* _EXERCISE OBJECTIVE_: Return all entries precisely as they stand, without the images.
====
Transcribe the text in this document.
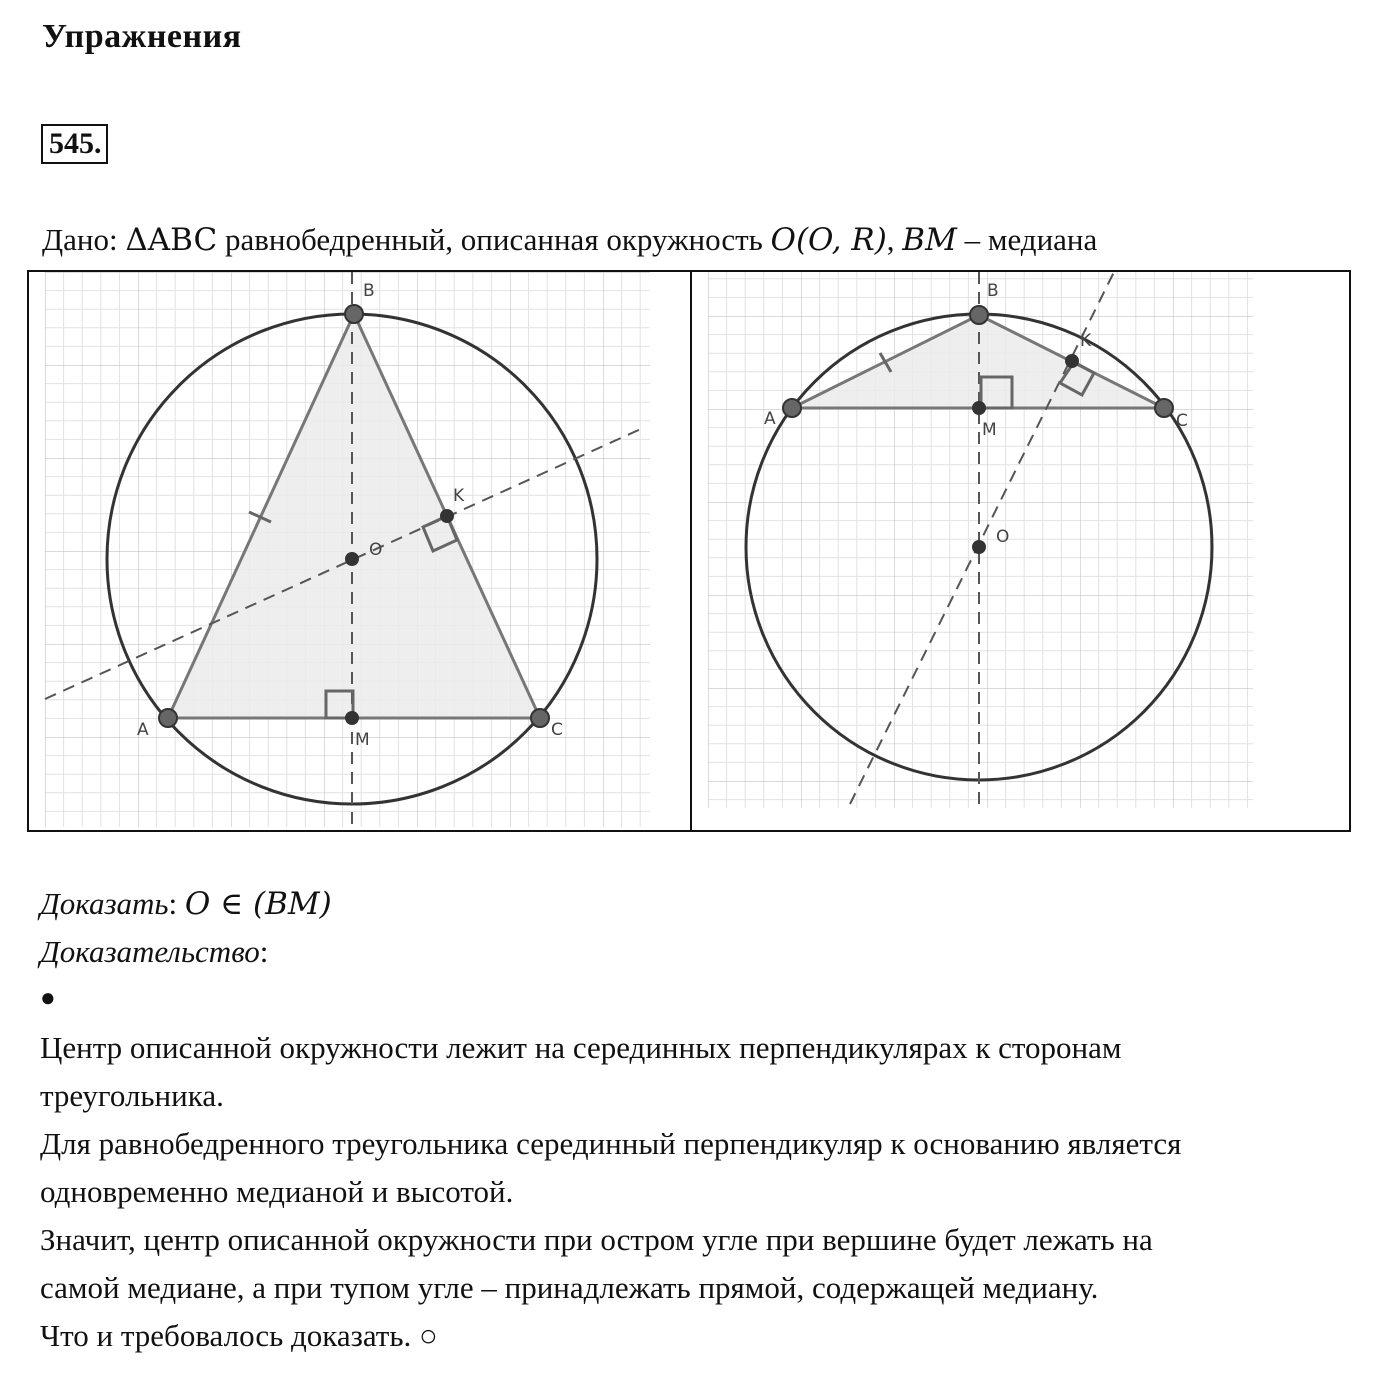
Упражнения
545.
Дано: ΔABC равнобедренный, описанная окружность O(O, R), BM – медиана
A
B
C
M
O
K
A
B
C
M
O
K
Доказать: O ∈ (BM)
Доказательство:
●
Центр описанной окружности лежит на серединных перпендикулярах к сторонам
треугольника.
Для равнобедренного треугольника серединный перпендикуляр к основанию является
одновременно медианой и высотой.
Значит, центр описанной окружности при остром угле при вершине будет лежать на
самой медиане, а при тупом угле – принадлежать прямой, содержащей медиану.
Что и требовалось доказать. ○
====
* _RIGHT ANSWER_:
Transcribe the text in this document.
Упражнения
545.
Дано: ΔABC равнобедренный, описанная окружность O(O, R), BM – медиана
A
B
C
M
O
K
A
B
C
M
O
K
Доказать: O ∈ (BM)
Доказательство:
●
Центр описанной окружности лежит на серединных перпендикулярах к сторонам
треугольника.
Для равнобедренного треугольника серединный перпендикуляр к основанию является
одновременно медианой и высотой.
Значит, центр описанной окружности при остром угле при вершине будет лежать на
самой медиане, а при тупом угле – принадлежать прямой, содержащей медиану.
Что и требовалось доказать. ○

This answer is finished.